— Begin Records —

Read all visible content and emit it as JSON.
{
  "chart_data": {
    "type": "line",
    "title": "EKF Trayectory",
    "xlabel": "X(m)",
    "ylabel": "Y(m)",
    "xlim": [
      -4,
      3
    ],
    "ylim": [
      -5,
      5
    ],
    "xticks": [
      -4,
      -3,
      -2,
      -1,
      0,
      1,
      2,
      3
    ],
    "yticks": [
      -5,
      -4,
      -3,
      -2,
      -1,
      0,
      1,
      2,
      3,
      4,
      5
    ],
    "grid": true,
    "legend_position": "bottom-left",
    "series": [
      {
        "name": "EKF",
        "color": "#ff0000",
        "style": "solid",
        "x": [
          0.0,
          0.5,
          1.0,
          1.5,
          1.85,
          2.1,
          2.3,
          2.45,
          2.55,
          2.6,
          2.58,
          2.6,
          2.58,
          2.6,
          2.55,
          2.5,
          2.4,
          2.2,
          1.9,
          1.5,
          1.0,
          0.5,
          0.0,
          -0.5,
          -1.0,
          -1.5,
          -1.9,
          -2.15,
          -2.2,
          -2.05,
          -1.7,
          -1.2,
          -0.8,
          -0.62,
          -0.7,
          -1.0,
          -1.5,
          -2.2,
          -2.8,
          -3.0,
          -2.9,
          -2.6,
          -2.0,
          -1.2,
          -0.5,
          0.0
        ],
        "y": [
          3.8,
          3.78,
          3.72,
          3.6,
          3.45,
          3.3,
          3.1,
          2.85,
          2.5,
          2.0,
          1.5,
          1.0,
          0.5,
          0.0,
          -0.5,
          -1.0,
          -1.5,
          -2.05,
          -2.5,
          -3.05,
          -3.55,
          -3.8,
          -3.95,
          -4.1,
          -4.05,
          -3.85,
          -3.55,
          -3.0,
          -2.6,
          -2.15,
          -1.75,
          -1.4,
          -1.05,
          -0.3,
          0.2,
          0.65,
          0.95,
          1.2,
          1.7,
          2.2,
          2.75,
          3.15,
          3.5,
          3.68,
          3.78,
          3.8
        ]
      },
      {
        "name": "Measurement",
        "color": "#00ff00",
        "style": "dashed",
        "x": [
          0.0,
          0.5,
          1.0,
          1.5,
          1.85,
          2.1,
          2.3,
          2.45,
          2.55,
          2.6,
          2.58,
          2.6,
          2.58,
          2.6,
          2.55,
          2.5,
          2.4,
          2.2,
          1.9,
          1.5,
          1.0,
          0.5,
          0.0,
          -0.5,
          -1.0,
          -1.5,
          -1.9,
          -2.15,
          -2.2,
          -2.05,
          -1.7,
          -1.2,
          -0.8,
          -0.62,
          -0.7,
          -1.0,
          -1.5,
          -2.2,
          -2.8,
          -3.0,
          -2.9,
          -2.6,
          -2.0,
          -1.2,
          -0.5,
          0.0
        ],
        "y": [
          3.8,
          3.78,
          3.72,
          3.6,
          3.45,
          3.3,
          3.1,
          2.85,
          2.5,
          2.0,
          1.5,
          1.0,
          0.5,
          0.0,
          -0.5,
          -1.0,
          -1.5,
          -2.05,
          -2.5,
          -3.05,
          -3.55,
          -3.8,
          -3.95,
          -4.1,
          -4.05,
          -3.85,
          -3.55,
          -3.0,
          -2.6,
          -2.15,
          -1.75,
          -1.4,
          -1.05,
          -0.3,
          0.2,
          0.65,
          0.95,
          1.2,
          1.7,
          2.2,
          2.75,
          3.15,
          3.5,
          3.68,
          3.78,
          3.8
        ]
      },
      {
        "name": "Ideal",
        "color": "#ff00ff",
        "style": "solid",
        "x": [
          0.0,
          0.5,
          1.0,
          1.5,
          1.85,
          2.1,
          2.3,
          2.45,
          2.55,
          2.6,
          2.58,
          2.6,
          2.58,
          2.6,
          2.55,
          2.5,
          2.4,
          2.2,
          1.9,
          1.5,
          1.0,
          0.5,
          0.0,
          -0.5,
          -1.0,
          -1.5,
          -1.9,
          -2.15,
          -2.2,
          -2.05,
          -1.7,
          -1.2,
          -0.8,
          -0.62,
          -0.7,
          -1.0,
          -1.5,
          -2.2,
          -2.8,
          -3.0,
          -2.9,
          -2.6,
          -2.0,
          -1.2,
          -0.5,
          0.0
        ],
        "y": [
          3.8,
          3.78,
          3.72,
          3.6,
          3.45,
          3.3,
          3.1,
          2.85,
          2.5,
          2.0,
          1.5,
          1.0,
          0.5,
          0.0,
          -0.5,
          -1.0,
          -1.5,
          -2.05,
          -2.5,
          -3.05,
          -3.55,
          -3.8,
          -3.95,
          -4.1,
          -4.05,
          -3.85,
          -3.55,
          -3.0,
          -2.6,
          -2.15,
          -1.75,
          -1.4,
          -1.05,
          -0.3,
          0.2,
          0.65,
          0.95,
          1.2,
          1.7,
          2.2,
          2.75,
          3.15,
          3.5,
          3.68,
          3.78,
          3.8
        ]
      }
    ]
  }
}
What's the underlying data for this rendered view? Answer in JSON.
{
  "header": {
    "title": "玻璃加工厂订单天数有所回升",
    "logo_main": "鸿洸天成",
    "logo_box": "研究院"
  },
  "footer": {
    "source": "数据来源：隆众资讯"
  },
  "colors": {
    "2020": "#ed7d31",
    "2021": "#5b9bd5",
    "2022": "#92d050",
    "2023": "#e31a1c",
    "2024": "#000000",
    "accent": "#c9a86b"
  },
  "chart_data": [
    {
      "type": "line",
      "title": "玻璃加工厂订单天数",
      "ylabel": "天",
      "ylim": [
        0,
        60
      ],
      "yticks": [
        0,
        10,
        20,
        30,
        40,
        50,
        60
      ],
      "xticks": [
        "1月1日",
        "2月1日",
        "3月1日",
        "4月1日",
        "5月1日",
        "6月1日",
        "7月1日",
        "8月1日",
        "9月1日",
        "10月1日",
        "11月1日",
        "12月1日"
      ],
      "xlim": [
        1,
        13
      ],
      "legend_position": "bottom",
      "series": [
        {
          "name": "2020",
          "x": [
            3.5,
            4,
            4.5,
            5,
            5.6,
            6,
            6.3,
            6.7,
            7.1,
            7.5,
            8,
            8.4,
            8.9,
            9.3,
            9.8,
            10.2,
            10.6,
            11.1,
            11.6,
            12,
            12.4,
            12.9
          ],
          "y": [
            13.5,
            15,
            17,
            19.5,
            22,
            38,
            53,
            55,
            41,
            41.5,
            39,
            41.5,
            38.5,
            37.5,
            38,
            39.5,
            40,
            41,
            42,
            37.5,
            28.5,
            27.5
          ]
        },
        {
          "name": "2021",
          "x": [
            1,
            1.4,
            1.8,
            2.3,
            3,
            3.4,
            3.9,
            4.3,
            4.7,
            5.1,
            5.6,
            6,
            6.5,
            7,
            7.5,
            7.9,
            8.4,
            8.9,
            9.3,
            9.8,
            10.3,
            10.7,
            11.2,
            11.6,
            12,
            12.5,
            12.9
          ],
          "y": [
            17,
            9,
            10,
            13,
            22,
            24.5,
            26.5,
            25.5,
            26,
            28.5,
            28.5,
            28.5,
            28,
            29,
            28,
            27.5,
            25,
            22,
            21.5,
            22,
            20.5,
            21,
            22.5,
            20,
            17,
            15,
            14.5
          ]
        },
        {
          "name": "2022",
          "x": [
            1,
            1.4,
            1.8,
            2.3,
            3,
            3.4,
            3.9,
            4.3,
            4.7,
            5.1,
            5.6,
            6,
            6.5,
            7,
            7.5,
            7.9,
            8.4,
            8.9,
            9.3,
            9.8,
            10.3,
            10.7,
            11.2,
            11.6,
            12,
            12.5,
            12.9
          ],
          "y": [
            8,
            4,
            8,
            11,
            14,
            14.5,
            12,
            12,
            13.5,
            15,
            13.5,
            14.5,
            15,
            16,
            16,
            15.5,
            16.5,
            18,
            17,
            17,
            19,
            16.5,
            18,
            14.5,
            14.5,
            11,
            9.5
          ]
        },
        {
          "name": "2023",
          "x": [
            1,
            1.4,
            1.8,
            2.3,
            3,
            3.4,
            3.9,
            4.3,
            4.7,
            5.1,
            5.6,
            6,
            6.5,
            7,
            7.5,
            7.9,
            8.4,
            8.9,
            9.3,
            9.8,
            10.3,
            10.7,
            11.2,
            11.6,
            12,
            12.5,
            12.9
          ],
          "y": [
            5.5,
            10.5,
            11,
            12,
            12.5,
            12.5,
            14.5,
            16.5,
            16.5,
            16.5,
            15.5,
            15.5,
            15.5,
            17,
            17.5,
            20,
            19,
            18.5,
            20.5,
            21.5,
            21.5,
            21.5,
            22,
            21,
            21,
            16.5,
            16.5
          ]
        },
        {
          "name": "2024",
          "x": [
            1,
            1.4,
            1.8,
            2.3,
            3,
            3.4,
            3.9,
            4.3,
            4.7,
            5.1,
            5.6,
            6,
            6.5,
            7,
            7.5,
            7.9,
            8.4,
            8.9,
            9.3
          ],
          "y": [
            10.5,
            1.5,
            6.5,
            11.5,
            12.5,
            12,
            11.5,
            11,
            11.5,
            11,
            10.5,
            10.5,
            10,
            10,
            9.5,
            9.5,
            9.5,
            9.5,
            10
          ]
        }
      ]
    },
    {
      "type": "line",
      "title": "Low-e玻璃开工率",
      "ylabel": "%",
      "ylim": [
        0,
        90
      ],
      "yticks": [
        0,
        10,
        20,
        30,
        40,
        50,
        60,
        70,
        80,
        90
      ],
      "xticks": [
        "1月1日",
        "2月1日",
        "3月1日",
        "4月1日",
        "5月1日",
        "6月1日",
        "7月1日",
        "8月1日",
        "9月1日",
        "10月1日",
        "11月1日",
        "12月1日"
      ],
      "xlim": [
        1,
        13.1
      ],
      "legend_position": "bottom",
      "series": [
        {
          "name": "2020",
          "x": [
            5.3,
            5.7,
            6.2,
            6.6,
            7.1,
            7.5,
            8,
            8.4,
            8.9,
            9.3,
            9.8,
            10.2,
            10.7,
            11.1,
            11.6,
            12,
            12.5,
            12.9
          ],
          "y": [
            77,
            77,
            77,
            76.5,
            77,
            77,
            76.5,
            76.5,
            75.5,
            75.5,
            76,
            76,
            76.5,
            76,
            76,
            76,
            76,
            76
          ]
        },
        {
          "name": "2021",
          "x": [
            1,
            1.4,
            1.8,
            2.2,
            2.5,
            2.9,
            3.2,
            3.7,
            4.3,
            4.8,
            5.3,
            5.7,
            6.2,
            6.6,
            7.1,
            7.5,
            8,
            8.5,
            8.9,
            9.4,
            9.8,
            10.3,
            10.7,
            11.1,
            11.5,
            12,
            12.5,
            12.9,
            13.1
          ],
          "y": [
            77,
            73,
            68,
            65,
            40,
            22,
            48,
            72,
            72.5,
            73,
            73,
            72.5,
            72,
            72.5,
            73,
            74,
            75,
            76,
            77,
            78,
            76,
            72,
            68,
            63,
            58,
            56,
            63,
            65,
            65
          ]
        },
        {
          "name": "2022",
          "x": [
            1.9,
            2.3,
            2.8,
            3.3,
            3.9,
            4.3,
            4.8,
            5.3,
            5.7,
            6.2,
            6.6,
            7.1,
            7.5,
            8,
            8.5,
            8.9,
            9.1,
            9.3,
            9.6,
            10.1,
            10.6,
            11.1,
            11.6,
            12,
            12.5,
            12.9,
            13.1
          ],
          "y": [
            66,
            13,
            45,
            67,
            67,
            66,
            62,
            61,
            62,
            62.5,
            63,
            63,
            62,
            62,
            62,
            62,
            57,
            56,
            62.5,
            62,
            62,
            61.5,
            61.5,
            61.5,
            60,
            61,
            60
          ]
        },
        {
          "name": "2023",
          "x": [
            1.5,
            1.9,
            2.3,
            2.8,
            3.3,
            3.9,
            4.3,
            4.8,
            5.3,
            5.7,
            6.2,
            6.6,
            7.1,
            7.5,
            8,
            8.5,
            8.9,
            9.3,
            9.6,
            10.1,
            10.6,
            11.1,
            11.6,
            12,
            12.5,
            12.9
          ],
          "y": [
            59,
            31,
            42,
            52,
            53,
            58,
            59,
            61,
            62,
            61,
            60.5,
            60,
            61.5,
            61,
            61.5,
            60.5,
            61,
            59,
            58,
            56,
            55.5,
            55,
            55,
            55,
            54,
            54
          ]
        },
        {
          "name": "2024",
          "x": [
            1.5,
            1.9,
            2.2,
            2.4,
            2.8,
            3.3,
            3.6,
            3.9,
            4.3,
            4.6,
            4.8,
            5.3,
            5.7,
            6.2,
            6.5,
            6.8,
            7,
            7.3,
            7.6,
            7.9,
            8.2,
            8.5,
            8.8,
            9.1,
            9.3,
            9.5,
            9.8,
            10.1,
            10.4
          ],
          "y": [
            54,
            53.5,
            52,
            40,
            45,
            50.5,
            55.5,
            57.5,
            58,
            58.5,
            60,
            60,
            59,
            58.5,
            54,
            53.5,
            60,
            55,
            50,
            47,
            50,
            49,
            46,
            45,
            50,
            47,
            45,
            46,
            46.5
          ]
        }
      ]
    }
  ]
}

— End Records —

### Your instructions
Above are the entries; count how many of their lines contain the word "title" and give only that number.

### Response to this exercise
4